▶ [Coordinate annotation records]
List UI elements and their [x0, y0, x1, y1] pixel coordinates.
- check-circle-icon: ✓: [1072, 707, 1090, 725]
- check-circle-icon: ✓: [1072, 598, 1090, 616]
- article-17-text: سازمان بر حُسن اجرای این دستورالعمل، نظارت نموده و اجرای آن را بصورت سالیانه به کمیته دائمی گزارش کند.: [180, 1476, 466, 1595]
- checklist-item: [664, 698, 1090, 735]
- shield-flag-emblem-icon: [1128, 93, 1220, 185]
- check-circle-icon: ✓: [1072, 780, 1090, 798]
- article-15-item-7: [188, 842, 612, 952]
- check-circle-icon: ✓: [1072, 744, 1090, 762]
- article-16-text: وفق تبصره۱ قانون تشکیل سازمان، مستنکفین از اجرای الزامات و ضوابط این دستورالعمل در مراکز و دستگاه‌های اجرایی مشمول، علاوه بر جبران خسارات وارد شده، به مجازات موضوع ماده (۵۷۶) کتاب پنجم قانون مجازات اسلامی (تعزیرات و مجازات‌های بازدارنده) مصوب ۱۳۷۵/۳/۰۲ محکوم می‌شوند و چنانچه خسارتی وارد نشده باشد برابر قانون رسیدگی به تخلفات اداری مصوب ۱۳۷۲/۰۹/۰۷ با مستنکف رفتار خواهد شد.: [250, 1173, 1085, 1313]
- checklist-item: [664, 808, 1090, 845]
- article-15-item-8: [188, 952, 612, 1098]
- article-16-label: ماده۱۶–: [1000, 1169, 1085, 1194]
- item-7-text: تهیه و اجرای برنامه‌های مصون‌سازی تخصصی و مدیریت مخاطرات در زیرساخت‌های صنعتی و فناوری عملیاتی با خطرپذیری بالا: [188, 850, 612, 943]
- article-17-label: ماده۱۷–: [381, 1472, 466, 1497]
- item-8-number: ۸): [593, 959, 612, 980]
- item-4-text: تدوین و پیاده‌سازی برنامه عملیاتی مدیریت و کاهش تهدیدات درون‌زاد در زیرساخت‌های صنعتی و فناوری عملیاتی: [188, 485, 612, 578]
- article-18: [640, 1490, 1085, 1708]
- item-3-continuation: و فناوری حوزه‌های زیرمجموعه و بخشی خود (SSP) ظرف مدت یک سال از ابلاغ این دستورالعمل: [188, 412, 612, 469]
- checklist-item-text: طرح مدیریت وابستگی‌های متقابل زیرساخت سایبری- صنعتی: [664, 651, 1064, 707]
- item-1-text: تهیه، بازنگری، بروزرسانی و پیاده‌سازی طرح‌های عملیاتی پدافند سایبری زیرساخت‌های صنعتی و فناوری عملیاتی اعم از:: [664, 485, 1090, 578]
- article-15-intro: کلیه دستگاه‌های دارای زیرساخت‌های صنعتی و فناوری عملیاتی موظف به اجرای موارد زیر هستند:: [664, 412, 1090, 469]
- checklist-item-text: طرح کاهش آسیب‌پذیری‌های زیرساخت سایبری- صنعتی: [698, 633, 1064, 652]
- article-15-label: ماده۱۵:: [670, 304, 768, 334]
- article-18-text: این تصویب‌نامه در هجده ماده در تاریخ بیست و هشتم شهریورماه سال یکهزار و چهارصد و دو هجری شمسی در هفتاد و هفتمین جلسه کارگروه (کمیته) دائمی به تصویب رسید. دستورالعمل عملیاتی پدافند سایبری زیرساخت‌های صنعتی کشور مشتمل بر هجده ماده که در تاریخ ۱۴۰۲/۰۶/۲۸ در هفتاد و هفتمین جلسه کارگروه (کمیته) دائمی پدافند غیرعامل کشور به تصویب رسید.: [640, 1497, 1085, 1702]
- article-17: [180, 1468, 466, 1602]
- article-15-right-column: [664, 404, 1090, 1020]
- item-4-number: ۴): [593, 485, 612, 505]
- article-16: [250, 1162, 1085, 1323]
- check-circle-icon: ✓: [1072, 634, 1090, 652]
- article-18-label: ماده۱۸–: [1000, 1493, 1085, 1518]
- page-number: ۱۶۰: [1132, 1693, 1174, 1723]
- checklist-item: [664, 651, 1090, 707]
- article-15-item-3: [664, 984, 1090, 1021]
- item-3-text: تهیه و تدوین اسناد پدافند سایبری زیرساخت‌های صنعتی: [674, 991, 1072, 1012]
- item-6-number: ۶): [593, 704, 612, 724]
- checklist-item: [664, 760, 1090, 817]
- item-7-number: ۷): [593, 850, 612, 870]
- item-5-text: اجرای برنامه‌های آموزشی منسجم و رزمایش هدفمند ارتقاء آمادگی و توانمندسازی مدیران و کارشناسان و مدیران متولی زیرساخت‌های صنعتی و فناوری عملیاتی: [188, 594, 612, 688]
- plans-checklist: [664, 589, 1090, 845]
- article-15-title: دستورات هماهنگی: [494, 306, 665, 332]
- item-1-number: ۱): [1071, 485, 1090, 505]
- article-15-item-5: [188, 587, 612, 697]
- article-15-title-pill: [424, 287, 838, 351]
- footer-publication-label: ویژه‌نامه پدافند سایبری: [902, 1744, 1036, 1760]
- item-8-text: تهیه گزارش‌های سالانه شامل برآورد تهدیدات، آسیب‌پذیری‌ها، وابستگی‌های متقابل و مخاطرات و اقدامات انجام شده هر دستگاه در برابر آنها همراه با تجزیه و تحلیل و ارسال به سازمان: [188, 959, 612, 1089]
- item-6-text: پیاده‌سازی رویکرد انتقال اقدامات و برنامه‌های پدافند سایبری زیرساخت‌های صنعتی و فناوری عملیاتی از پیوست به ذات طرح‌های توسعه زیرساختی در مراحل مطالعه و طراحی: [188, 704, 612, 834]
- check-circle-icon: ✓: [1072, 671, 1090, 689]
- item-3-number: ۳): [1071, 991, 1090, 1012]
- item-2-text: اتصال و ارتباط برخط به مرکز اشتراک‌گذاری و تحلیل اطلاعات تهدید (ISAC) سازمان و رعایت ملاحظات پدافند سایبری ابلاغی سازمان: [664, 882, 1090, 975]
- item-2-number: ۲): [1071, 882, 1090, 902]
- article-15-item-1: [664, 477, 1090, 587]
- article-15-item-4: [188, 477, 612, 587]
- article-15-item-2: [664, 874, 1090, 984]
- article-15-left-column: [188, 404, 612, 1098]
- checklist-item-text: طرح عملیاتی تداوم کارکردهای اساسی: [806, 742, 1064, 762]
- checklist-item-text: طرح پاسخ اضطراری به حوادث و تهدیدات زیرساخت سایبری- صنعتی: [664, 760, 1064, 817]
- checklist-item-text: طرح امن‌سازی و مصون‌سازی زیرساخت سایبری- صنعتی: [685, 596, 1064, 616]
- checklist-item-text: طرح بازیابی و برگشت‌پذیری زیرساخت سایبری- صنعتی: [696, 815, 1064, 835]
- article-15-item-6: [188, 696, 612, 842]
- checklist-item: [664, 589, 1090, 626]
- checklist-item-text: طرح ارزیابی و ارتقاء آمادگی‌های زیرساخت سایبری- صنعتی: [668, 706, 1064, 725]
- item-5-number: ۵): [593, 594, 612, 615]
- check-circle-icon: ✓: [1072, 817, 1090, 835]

▶ [PROMPT] Gather every line of the listing above that contains the string "آسیب", copying each one in full.

▶ [OUTPUT]
- checklist-item-text: طرح کاهش آسیب‌پذیری‌های زیرساخت سایبری- صنعتی: [698, 633, 1064, 652]
- item-8-text: تهیه گزارش‌های سالانه شامل برآورد تهدیدات، آسیب‌پذیری‌ها، وابستگی‌های متقابل و مخاطرات و اقدامات انجام شده هر دستگاه در برابر آنها همراه با تجزیه و تحلیل و ارسال به سازمان: [188, 959, 612, 1089]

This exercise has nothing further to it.